#### RECORDS PROVIDED ####
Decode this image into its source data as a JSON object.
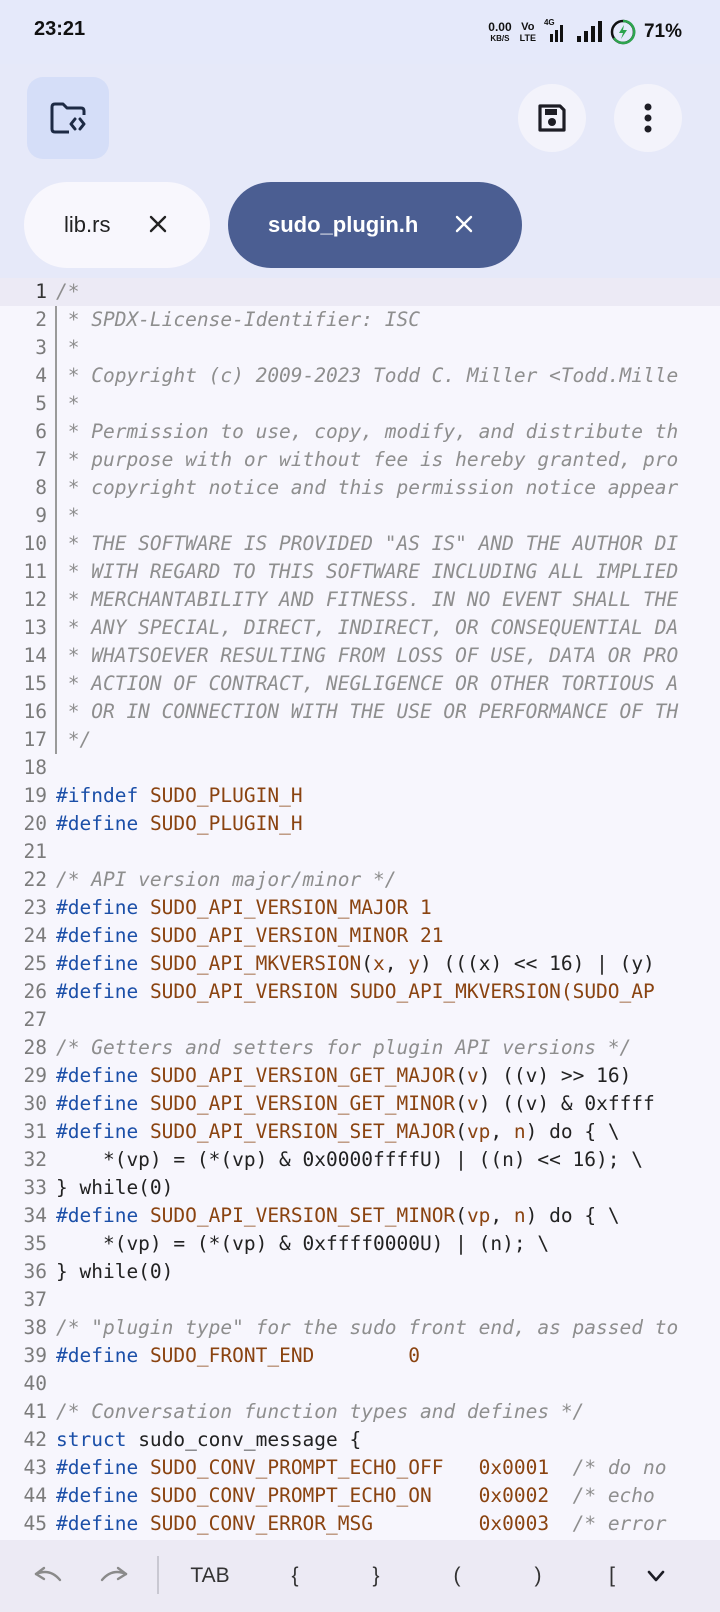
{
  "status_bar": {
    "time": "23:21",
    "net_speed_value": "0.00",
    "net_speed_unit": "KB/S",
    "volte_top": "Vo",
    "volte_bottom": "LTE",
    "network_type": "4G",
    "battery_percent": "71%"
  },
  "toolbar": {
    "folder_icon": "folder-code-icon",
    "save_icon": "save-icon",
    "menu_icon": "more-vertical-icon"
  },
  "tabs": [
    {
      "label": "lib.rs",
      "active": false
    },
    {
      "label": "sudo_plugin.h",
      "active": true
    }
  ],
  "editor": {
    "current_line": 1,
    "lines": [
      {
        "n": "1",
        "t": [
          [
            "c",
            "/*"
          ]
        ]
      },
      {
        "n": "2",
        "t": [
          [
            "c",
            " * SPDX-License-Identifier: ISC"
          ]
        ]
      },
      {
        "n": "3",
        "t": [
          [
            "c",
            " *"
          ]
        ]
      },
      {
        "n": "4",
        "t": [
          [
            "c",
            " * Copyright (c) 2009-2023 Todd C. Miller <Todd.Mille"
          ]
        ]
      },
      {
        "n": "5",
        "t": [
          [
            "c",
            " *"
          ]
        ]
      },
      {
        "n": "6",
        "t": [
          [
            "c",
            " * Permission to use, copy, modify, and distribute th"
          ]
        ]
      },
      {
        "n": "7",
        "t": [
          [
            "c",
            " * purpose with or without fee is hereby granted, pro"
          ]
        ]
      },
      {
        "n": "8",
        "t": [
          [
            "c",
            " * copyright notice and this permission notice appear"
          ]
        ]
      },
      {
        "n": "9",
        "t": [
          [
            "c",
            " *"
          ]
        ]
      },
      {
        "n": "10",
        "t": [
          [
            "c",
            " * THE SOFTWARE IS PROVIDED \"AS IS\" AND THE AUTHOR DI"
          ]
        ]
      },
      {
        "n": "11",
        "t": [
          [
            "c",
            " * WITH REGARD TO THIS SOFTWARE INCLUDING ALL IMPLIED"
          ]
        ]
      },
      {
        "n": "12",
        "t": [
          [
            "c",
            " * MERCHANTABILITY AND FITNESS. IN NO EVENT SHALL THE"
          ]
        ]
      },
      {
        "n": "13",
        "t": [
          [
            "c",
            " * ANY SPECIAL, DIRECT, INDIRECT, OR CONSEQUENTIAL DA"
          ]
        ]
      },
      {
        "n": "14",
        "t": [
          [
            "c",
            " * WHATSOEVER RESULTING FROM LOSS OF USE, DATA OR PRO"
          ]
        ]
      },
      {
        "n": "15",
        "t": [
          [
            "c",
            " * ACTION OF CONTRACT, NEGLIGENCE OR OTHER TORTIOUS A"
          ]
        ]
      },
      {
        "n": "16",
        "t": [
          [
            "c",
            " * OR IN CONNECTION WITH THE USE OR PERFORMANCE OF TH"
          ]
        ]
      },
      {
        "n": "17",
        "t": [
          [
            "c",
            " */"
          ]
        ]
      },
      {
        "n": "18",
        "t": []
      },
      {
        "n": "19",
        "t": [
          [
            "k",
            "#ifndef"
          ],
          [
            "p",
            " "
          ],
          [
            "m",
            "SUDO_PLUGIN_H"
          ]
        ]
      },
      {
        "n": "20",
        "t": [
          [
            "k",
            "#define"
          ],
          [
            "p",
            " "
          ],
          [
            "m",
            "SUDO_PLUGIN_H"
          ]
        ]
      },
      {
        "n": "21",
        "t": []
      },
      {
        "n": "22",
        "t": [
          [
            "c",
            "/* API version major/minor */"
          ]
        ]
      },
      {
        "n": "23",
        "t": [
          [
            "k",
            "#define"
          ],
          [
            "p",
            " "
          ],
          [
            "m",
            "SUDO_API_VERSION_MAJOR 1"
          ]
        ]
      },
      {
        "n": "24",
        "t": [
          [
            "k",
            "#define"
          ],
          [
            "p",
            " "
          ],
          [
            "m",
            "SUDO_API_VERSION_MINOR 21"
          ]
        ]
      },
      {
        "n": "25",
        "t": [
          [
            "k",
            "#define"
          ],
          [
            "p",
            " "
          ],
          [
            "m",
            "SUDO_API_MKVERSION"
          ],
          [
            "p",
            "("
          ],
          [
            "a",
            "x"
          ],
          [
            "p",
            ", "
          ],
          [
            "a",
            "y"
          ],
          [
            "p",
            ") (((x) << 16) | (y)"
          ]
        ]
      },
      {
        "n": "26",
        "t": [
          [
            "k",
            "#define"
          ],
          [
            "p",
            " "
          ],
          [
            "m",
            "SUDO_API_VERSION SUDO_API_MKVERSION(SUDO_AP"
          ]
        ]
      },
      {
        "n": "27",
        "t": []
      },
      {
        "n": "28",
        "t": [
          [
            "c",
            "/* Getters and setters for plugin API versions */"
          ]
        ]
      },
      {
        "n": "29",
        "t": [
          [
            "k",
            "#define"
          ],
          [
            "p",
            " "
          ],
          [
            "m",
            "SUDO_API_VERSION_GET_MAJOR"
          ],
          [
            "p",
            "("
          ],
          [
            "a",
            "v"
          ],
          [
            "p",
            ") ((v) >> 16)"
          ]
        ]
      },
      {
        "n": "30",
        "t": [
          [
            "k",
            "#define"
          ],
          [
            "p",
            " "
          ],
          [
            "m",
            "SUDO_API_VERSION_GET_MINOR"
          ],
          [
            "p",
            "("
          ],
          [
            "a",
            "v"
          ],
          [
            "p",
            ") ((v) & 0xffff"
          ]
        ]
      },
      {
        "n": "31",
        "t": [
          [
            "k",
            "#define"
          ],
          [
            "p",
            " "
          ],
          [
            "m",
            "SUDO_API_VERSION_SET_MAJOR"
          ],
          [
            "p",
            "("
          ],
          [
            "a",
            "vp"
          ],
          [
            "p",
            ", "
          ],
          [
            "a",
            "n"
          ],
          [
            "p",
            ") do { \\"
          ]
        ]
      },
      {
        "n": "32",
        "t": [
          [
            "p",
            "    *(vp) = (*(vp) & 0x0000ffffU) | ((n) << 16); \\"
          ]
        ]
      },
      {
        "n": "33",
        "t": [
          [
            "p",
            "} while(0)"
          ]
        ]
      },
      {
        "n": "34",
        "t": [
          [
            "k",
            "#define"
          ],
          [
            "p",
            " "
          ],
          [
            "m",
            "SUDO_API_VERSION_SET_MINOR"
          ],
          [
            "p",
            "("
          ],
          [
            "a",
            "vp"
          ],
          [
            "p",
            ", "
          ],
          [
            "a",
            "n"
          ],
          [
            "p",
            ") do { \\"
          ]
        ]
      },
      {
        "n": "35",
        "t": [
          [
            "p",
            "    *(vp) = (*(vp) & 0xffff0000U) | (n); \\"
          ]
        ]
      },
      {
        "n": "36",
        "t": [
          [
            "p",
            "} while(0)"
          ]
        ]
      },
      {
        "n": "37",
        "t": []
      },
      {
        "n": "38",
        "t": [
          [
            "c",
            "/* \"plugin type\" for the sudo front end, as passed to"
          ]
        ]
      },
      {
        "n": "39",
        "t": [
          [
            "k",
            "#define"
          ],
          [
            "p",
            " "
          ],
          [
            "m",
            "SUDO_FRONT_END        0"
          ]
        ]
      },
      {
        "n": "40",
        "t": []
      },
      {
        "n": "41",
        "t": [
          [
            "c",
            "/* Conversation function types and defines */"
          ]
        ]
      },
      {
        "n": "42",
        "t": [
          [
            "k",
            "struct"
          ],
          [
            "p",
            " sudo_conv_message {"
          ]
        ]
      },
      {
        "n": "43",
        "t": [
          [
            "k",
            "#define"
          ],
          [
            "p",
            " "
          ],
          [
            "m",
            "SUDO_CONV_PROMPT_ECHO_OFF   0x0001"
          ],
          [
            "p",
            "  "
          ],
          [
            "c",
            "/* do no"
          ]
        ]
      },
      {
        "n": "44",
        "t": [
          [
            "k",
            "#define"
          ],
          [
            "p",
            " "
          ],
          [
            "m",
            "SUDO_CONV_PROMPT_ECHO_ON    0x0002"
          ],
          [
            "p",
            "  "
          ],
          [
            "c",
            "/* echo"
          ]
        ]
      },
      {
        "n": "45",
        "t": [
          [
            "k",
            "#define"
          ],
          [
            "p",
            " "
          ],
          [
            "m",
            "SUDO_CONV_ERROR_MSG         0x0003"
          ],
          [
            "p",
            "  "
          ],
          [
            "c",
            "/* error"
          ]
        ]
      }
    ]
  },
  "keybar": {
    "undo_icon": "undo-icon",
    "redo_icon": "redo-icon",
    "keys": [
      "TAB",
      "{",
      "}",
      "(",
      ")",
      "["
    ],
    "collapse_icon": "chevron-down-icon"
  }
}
####
#### RECORDS PROVIDED ####
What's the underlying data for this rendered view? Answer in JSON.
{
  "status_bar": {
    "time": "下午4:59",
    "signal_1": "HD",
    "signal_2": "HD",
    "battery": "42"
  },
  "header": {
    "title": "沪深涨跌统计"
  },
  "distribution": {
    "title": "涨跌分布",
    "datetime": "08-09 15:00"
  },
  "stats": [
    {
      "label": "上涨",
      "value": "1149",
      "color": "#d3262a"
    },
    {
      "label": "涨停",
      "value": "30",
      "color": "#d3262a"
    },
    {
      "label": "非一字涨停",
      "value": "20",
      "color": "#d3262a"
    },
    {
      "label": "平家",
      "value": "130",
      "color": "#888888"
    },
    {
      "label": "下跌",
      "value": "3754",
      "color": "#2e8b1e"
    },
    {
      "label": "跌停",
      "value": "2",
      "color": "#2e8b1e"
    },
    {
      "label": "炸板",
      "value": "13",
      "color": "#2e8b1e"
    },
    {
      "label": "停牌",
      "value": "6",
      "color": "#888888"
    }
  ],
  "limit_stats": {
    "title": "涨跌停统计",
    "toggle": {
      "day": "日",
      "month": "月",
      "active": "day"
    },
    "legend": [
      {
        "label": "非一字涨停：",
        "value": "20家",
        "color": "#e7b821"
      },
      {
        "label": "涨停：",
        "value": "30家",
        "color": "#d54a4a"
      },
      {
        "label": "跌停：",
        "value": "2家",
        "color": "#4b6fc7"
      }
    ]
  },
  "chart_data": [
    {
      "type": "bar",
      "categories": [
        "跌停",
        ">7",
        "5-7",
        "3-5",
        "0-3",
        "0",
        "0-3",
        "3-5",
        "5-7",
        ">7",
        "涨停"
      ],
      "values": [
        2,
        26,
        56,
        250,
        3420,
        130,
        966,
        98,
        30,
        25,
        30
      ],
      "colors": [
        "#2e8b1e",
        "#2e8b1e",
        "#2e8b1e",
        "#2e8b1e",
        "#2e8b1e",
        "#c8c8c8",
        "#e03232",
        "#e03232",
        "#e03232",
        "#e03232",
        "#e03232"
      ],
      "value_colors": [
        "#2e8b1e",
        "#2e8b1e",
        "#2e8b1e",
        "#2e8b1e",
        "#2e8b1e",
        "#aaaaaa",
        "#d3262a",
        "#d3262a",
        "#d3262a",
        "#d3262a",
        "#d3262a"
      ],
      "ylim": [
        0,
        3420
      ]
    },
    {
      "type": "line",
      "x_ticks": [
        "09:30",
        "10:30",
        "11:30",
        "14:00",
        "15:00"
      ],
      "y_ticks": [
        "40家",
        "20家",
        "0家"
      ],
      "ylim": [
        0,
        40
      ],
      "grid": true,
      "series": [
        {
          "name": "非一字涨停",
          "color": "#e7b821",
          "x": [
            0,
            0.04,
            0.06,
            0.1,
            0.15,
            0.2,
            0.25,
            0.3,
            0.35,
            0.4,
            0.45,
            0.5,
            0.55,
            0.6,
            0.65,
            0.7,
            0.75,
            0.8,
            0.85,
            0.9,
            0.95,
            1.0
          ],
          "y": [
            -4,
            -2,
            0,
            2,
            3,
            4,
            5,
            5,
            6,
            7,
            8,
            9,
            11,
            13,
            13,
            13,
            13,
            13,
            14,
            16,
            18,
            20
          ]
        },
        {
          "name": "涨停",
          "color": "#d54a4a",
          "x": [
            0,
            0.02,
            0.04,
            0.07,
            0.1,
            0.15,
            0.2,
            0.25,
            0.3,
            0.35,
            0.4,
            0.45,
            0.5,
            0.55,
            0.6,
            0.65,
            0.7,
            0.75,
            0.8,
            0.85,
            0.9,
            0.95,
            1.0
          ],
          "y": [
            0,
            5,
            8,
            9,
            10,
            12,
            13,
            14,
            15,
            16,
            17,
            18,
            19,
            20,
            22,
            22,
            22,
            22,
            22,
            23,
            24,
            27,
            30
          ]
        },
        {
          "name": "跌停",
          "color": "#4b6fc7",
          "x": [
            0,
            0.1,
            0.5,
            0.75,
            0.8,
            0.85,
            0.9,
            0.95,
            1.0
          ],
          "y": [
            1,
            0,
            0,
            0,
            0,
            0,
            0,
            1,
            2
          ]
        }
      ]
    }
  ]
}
####
Search the records for the word "JSON", then list every line that has it.

Decode this image into its source data as a JSON object.
What's the underlying data for this rendered view? Answer in JSON.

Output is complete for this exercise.